+++ Input material

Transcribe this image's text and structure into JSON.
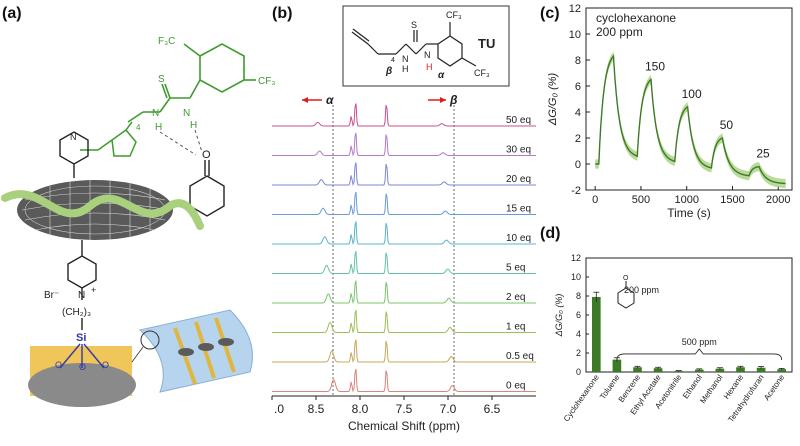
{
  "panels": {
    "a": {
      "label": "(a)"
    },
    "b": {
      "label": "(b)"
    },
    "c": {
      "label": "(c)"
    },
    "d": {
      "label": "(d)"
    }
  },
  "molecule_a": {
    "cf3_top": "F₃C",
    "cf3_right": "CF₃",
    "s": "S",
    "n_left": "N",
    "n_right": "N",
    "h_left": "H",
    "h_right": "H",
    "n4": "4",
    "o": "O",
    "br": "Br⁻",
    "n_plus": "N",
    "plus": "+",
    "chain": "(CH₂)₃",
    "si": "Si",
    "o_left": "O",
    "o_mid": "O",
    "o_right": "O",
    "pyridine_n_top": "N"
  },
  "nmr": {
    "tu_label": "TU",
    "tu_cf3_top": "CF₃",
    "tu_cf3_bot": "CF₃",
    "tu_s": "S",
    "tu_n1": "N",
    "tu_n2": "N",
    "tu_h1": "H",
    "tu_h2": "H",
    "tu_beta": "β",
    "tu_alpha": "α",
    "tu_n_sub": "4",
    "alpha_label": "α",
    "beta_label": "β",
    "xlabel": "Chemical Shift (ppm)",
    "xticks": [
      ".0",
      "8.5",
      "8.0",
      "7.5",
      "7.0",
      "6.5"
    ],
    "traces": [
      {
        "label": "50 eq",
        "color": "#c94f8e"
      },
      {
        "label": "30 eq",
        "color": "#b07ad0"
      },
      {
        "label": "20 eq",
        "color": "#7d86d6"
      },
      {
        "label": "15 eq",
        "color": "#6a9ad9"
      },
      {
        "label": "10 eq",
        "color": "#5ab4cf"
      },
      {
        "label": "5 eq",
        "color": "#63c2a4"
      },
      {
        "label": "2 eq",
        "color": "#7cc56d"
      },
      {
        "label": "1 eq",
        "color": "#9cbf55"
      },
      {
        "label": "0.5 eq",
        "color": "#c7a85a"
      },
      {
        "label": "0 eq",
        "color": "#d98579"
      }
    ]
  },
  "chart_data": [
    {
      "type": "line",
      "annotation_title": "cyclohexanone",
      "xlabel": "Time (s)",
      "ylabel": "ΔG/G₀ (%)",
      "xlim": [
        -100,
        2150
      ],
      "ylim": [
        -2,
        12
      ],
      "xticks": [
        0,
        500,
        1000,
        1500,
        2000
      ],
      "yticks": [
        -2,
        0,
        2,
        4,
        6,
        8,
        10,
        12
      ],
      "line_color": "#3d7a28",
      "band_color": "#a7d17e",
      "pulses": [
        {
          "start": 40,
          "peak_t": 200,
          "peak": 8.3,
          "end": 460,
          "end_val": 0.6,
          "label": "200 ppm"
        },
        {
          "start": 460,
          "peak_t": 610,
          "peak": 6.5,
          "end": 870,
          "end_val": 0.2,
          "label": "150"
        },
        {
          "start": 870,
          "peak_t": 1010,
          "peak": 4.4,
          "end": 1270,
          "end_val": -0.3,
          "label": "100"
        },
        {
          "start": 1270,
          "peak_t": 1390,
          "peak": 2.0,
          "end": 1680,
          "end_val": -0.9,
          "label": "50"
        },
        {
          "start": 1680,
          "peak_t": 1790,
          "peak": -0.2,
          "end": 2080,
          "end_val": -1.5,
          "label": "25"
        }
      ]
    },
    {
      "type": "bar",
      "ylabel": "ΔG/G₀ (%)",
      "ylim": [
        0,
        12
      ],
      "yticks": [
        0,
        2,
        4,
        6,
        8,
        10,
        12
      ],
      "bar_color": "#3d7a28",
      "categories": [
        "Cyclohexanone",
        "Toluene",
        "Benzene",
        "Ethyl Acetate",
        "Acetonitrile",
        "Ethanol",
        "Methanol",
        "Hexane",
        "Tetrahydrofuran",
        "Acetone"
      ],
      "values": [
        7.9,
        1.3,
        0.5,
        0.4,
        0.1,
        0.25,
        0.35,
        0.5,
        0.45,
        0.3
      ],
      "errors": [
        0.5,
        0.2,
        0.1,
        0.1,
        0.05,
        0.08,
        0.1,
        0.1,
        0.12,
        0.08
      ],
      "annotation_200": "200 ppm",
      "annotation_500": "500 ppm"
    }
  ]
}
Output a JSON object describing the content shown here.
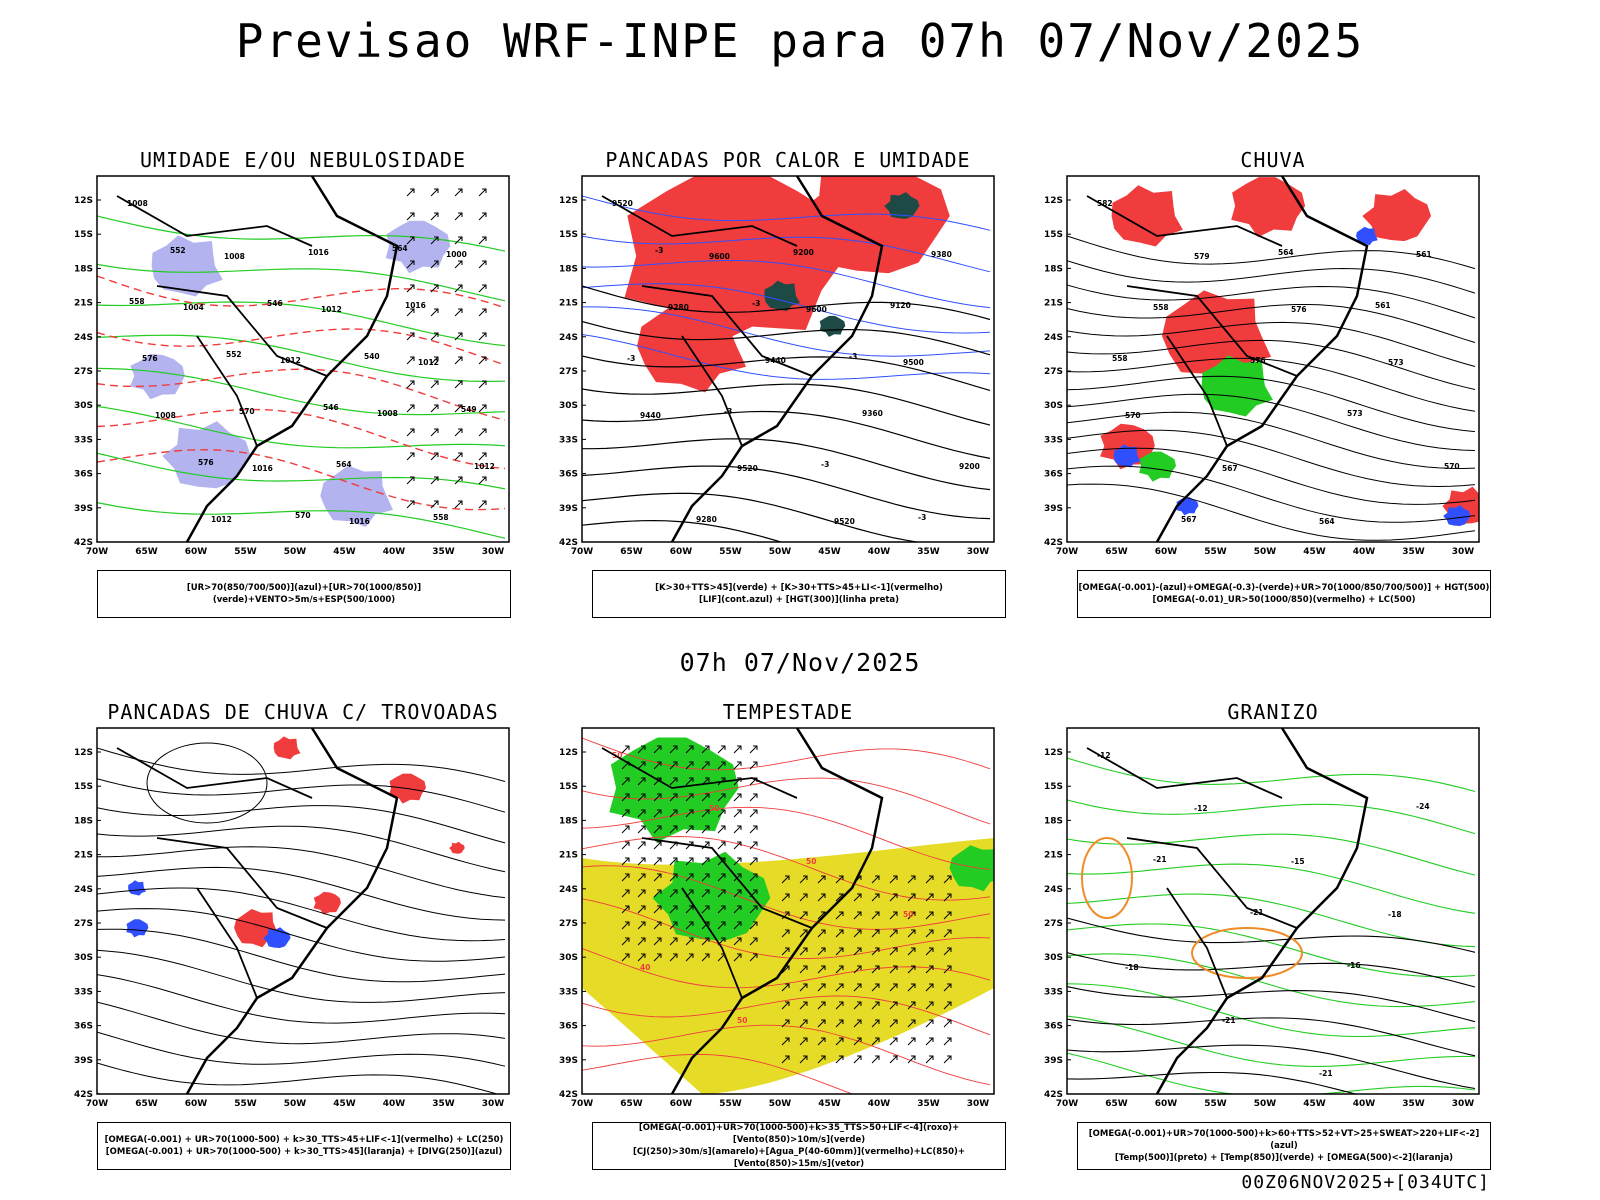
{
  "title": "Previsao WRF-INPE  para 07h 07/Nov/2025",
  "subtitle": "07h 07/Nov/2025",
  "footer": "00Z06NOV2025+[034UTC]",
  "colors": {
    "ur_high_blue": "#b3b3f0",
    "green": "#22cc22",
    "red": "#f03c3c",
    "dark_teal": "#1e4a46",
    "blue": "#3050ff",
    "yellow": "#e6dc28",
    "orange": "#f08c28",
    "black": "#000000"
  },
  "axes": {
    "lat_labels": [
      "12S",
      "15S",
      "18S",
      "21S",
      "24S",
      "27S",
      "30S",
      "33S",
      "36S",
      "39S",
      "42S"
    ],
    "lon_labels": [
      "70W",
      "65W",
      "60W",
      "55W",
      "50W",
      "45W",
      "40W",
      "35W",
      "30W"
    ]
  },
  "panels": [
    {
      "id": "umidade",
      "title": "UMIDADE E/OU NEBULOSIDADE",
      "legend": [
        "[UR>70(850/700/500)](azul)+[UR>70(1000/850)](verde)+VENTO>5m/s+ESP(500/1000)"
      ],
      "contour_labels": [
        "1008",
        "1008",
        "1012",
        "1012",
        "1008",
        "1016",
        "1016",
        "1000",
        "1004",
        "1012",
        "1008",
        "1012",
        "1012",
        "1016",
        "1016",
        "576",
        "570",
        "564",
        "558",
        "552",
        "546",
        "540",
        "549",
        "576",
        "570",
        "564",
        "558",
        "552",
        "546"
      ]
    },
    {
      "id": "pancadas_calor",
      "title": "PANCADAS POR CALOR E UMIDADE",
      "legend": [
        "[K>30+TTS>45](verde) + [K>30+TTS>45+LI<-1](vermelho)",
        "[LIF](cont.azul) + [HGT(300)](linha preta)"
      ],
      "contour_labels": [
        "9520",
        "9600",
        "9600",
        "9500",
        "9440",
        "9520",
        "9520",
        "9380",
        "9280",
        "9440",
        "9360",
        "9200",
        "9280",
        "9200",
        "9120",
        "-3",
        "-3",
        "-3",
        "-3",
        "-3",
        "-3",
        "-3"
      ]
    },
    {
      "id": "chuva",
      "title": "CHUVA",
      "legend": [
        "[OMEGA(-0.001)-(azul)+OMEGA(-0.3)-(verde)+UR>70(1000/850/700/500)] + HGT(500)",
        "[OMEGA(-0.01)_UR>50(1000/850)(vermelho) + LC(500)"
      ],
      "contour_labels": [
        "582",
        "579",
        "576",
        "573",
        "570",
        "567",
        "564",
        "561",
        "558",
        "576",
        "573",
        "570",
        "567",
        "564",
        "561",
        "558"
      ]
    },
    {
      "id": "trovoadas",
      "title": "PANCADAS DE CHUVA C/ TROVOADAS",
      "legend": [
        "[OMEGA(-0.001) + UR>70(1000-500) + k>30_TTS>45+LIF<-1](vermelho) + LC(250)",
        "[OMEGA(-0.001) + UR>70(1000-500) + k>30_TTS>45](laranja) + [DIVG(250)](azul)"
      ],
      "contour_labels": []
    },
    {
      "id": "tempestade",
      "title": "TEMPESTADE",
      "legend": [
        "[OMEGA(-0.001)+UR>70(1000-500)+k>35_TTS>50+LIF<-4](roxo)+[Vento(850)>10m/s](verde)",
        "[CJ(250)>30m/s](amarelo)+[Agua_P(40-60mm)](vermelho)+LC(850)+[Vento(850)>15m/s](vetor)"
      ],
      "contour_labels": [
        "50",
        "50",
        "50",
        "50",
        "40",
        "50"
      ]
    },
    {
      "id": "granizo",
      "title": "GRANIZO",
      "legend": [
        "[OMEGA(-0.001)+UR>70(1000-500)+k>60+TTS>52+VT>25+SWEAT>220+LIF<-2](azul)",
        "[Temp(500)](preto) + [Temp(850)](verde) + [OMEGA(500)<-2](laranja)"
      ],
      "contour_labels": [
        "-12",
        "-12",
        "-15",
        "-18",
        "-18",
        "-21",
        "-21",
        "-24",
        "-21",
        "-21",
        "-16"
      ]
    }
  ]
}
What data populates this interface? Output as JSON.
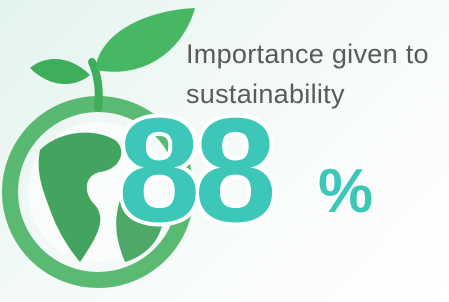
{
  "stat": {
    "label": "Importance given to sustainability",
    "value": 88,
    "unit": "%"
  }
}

++++++

* _Exercise objective_: Give back, word for word, the lines from the line that contains "What data populates" through the last line of the records, with no pictures and nothing else.

* _Reply_:
What data populates this interface? Output as JSON.
{
  "stat": {
    "label": "Importance given to sustainability",
    "value": 88,
    "unit": "%"
  }
}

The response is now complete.